(Written instruction): Your task is to print every entry below exactly as given.

---- Material to process

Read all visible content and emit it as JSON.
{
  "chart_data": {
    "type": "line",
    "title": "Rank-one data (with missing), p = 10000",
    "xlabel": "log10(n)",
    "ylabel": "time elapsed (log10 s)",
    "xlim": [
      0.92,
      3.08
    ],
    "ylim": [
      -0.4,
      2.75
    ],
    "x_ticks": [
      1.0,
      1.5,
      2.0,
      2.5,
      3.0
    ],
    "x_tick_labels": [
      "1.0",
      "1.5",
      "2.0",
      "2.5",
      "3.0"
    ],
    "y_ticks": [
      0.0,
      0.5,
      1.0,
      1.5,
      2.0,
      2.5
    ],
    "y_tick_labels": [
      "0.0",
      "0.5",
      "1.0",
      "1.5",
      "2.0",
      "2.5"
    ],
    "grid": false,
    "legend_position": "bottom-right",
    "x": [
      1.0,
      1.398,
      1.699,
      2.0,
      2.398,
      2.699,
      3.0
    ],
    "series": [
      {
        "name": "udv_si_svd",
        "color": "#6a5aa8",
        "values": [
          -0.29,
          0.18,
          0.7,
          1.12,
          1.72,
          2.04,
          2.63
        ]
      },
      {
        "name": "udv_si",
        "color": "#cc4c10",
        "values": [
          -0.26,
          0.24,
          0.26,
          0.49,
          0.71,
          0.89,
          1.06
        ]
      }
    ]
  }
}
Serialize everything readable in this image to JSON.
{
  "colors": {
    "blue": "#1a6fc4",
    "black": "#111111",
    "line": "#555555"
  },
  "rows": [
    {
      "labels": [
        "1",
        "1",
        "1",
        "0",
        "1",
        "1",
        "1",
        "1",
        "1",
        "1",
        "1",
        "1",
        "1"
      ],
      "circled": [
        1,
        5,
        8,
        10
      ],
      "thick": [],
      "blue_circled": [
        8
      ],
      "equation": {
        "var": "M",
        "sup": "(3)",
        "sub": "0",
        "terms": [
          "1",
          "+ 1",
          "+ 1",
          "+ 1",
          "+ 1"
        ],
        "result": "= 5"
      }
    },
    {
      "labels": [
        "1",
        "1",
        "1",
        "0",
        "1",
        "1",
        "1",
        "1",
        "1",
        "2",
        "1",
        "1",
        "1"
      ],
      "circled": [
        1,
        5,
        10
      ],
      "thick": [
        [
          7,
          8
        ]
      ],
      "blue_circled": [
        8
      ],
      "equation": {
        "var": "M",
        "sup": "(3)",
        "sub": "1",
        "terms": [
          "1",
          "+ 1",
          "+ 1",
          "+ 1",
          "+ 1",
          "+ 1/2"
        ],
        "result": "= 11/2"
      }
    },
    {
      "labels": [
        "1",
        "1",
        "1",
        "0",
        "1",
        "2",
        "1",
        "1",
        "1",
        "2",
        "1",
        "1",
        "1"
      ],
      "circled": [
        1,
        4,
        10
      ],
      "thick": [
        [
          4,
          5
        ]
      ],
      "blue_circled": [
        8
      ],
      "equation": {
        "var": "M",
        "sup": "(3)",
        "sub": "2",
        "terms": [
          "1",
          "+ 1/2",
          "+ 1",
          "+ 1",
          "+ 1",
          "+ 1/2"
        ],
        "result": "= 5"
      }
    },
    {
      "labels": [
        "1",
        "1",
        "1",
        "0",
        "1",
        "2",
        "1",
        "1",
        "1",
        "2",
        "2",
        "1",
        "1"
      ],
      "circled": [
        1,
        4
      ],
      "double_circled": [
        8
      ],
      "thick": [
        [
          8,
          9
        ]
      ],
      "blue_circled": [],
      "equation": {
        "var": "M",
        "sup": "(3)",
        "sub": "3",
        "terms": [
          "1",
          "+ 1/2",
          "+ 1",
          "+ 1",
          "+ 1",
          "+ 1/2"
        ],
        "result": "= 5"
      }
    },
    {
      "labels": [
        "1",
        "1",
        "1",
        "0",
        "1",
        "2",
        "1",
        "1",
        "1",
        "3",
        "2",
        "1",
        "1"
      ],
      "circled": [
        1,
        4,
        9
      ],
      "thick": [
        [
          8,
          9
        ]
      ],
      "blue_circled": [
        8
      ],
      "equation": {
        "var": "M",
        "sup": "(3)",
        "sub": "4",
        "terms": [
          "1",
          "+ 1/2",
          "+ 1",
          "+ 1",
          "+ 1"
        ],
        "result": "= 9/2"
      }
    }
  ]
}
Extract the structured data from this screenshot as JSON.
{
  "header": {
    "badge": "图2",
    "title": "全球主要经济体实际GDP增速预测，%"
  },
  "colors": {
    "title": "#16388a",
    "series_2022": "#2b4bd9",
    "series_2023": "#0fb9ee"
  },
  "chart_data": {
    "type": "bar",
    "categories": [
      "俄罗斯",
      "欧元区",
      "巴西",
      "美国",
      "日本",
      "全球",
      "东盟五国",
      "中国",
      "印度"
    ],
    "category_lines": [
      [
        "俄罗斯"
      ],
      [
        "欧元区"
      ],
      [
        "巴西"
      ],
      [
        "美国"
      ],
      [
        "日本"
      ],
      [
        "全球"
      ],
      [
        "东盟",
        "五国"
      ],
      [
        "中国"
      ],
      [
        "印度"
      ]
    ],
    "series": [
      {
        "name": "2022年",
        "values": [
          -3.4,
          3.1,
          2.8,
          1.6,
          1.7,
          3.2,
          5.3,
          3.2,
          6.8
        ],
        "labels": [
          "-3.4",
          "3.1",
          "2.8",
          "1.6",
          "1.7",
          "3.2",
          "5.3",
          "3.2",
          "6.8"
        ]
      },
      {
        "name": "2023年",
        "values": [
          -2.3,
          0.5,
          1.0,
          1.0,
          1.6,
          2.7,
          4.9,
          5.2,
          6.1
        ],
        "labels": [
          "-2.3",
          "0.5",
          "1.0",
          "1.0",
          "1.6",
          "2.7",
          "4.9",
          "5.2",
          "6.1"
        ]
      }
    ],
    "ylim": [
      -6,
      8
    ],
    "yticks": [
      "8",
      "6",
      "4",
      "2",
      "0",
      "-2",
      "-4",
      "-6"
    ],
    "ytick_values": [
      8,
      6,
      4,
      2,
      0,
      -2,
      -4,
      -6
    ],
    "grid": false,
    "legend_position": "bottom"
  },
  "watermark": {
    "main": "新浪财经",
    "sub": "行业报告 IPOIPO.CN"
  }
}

--------

(Written answer):
Read all visible content and emit it as JSON.
{
  "chart_data": {
    "type": "line",
    "title": "Rank-one data (with missing), p = 10000",
    "xlabel": "log10(n)",
    "ylabel": "time elapsed (log10 s)",
    "xlim": [
      0.92,
      3.08
    ],
    "ylim": [
      -0.4,
      2.75
    ],
    "x_ticks": [
      1.0,
      1.5,
      2.0,
      2.5,
      3.0
    ],
    "x_tick_labels": [
      "1.0",
      "1.5",
      "2.0",
      "2.5",
      "3.0"
    ],
    "y_ticks": [
      0.0,
      0.5,
      1.0,
      1.5,
      2.0,
      2.5
    ],
    "y_tick_labels": [
      "0.0",
      "0.5",
      "1.0",
      "1.5",
      "2.0",
      "2.5"
    ],
    "grid": false,
    "legend_position": "bottom-right",
    "x": [
      1.0,
      1.398,
      1.699,
      2.0,
      2.398,
      2.699,
      3.0
    ],
    "series": [
      {
        "name": "udv_si_svd",
        "color": "#6a5aa8",
        "values": [
          -0.29,
          0.18,
          0.7,
          1.12,
          1.72,
          2.04,
          2.63
        ]
      },
      {
        "name": "udv_si",
        "color": "#cc4c10",
        "values": [
          -0.26,
          0.24,
          0.26,
          0.49,
          0.71,
          0.89,
          1.06
        ]
      }
    ]
  }
}
Serialize everything readable in this image to JSON.
{
  "colors": {
    "blue": "#1a6fc4",
    "black": "#111111",
    "line": "#555555"
  },
  "rows": [
    {
      "labels": [
        "1",
        "1",
        "1",
        "0",
        "1",
        "1",
        "1",
        "1",
        "1",
        "1",
        "1",
        "1",
        "1"
      ],
      "circled": [
        1,
        5,
        8,
        10
      ],
      "thick": [],
      "blue_circled": [
        8
      ],
      "equation": {
        "var": "M",
        "sup": "(3)",
        "sub": "0",
        "terms": [
          "1",
          "+ 1",
          "+ 1",
          "+ 1",
          "+ 1"
        ],
        "result": "= 5"
      }
    },
    {
      "labels": [
        "1",
        "1",
        "1",
        "0",
        "1",
        "1",
        "1",
        "1",
        "1",
        "2",
        "1",
        "1",
        "1"
      ],
      "circled": [
        1,
        5,
        10
      ],
      "thick": [
        [
          7,
          8
        ]
      ],
      "blue_circled": [
        8
      ],
      "equation": {
        "var": "M",
        "sup": "(3)",
        "sub": "1",
        "terms": [
          "1",
          "+ 1",
          "+ 1",
          "+ 1",
          "+ 1",
          "+ 1/2"
        ],
        "result": "= 11/2"
      }
    },
    {
      "labels": [
        "1",
        "1",
        "1",
        "0",
        "1",
        "2",
        "1",
        "1",
        "1",
        "2",
        "1",
        "1",
        "1"
      ],
      "circled": [
        1,
        4,
        10
      ],
      "thick": [
        [
          4,
          5
        ]
      ],
      "blue_circled": [
        8
      ],
      "equation": {
        "var": "M",
        "sup": "(3)",
        "sub": "2",
        "terms": [
          "1",
          "+ 1/2",
          "+ 1",
          "+ 1",
          "+ 1",
          "+ 1/2"
        ],
        "result": "= 5"
      }
    },
    {
      "labels": [
        "1",
        "1",
        "1",
        "0",
        "1",
        "2",
        "1",
        "1",
        "1",
        "2",
        "2",
        "1",
        "1"
      ],
      "circled": [
        1,
        4
      ],
      "double_circled": [
        8
      ],
      "thick": [
        [
          8,
          9
        ]
      ],
      "blue_circled": [],
      "equation": {
        "var": "M",
        "sup": "(3)",
        "sub": "3",
        "terms": [
          "1",
          "+ 1/2",
          "+ 1",
          "+ 1",
          "+ 1",
          "+ 1/2"
        ],
        "result": "= 5"
      }
    },
    {
      "labels": [
        "1",
        "1",
        "1",
        "0",
        "1",
        "2",
        "1",
        "1",
        "1",
        "3",
        "2",
        "1",
        "1"
      ],
      "circled": [
        1,
        4,
        9
      ],
      "thick": [
        [
          8,
          9
        ]
      ],
      "blue_circled": [
        8
      ],
      "equation": {
        "var": "M",
        "sup": "(3)",
        "sub": "4",
        "terms": [
          "1",
          "+ 1/2",
          "+ 1",
          "+ 1",
          "+ 1"
        ],
        "result": "= 9/2"
      }
    }
  ]
}
Extract the structured data from this screenshot as JSON.
{
  "header": {
    "badge": "图2",
    "title": "全球主要经济体实际GDP增速预测，%"
  },
  "colors": {
    "title": "#16388a",
    "series_2022": "#2b4bd9",
    "series_2023": "#0fb9ee"
  },
  "chart_data": {
    "type": "bar",
    "categories": [
      "俄罗斯",
      "欧元区",
      "巴西",
      "美国",
      "日本",
      "全球",
      "东盟五国",
      "中国",
      "印度"
    ],
    "category_lines": [
      [
        "俄罗斯"
      ],
      [
        "欧元区"
      ],
      [
        "巴西"
      ],
      [
        "美国"
      ],
      [
        "日本"
      ],
      [
        "全球"
      ],
      [
        "东盟",
        "五国"
      ],
      [
        "中国"
      ],
      [
        "印度"
      ]
    ],
    "series": [
      {
        "name": "2022年",
        "values": [
          -3.4,
          3.1,
          2.8,
          1.6,
          1.7,
          3.2,
          5.3,
          3.2,
          6.8
        ],
        "labels": [
          "-3.4",
          "3.1",
          "2.8",
          "1.6",
          "1.7",
          "3.2",
          "5.3",
          "3.2",
          "6.8"
        ]
      },
      {
        "name": "2023年",
        "values": [
          -2.3,
          0.5,
          1.0,
          1.0,
          1.6,
          2.7,
          4.9,
          5.2,
          6.1
        ],
        "labels": [
          "-2.3",
          "0.5",
          "1.0",
          "1.0",
          "1.6",
          "2.7",
          "4.9",
          "5.2",
          "6.1"
        ]
      }
    ],
    "ylim": [
      -6,
      8
    ],
    "yticks": [
      "8",
      "6",
      "4",
      "2",
      "0",
      "-2",
      "-4",
      "-6"
    ],
    "ytick_values": [
      8,
      6,
      4,
      2,
      0,
      -2,
      -4,
      -6
    ],
    "grid": false,
    "legend_position": "bottom"
  },
  "watermark": {
    "main": "新浪财经",
    "sub": "行业报告 IPOIPO.CN"
  }
}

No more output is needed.